## BEGIN Input
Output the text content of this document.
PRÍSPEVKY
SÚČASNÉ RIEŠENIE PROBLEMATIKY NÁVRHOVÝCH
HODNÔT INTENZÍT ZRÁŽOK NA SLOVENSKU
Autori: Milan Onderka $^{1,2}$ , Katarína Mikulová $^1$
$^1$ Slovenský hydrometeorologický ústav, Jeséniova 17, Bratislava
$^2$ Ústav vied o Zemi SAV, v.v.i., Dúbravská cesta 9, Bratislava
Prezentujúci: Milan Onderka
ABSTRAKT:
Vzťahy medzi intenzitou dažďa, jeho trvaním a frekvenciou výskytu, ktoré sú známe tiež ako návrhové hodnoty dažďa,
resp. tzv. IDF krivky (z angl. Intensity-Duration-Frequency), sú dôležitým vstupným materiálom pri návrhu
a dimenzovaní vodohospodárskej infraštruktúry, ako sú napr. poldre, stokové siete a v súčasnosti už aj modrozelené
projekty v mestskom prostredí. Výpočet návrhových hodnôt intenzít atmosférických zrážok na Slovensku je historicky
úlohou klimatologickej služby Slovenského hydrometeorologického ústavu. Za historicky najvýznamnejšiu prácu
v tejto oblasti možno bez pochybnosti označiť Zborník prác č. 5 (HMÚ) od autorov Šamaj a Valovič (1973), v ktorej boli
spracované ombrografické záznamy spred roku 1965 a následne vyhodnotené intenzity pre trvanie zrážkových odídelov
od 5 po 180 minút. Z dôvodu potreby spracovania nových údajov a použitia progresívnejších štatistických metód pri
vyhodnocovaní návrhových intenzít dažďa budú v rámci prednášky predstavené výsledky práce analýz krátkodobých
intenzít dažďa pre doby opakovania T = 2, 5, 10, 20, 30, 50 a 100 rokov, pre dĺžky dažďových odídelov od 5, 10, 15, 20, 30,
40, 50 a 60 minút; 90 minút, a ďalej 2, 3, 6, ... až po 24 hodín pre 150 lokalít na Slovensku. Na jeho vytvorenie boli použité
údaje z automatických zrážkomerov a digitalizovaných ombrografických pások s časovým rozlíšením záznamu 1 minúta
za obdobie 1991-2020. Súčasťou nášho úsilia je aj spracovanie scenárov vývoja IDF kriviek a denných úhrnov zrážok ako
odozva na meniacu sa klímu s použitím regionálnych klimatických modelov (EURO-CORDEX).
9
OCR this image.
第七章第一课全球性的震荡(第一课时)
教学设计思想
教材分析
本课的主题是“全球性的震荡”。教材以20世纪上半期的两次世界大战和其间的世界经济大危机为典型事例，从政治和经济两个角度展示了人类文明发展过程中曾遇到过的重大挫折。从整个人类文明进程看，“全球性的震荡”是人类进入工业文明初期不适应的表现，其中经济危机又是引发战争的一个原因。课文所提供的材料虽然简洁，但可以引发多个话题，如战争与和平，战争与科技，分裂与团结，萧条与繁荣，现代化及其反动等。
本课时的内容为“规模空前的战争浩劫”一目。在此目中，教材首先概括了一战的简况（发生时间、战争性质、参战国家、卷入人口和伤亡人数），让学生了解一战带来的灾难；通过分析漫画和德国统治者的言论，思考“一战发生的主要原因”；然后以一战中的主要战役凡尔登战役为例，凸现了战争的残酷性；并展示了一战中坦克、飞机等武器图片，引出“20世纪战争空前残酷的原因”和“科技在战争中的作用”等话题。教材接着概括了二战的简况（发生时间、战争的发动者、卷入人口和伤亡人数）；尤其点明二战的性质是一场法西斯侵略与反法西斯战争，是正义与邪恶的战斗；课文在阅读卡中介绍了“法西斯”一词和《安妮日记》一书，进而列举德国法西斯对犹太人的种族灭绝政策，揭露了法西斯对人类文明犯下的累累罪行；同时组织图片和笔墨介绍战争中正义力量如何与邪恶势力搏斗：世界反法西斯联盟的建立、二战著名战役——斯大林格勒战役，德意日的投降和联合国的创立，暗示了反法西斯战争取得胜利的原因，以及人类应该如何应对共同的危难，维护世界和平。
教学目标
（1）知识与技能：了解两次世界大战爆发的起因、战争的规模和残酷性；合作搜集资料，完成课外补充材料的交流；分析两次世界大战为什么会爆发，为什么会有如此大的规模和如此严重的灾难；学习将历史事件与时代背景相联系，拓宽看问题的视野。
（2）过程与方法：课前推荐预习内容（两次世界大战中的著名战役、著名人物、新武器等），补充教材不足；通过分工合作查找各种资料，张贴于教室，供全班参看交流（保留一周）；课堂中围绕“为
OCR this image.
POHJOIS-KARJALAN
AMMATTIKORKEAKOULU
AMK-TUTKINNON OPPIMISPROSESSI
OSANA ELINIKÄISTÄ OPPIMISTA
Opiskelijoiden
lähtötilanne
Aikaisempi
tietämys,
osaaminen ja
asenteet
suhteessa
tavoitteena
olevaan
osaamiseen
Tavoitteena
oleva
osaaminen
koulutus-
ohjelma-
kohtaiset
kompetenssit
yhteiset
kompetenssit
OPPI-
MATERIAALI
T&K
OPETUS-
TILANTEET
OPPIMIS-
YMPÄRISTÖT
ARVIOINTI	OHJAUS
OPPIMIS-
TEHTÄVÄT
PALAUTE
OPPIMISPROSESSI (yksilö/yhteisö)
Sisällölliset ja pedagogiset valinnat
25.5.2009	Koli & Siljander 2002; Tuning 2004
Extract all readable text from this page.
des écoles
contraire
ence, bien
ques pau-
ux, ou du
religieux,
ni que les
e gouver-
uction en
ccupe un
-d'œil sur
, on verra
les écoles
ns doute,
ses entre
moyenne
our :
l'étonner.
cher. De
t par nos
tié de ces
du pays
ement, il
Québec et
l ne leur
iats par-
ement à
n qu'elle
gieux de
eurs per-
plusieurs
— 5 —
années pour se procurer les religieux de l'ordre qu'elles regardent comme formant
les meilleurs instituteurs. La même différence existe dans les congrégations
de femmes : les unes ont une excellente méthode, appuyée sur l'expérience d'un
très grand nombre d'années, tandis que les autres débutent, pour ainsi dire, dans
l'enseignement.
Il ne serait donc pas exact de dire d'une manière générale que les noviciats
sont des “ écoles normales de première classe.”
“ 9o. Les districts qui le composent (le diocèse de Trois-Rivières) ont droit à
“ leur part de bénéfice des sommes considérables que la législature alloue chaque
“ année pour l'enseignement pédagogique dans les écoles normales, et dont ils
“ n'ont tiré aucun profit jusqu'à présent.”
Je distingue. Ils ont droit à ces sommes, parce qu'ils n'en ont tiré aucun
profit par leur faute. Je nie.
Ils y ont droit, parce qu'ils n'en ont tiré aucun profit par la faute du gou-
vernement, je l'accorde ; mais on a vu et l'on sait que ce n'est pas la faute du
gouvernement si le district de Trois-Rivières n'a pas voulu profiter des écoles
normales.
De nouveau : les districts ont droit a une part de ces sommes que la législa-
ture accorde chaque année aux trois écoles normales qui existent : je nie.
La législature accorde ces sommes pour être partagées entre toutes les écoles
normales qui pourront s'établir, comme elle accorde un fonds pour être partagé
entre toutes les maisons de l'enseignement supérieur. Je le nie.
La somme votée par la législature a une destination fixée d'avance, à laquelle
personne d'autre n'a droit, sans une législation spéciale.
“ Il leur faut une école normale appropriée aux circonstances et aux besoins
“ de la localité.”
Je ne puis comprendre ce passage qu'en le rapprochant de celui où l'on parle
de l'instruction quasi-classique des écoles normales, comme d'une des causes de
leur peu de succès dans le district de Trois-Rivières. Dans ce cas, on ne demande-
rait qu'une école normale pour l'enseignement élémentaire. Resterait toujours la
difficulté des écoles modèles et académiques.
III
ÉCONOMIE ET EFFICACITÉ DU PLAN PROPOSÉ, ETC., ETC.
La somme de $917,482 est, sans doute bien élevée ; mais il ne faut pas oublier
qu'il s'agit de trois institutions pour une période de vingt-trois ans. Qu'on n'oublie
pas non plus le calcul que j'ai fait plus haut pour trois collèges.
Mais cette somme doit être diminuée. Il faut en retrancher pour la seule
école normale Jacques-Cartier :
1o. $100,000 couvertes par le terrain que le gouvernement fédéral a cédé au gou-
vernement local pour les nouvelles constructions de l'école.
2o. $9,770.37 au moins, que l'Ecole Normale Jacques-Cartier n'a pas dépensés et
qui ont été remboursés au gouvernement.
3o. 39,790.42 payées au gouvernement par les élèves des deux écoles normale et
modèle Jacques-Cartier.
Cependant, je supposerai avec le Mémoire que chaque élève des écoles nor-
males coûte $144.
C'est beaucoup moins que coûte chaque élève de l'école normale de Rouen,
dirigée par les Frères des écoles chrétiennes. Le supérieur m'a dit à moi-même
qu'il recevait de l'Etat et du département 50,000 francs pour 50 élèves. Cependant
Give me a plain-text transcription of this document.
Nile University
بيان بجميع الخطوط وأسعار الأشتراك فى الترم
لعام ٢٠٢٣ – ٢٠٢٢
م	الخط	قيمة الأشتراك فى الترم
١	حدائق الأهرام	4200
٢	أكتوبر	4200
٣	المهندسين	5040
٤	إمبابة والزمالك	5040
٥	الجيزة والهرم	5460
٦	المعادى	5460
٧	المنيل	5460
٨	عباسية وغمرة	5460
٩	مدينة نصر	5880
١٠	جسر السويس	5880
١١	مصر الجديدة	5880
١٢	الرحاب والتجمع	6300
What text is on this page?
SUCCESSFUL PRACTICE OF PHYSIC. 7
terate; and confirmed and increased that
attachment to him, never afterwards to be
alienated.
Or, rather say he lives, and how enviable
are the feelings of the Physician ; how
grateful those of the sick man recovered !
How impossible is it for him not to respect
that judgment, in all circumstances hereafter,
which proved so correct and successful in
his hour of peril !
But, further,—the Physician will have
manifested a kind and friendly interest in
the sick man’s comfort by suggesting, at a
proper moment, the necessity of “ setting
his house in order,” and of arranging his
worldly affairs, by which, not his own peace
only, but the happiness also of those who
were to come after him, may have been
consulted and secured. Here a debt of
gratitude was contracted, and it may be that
## END Input
What is expected:
Go through the records above and copy every line with the word "moins".

Worked solution:
2o. $9,770.37 au moins, que l'Ecole Normale Jacques-Cartier n'a pas dépensés et
C'est beaucoup moins que coûte chaque élève de l'école normale de Rouen,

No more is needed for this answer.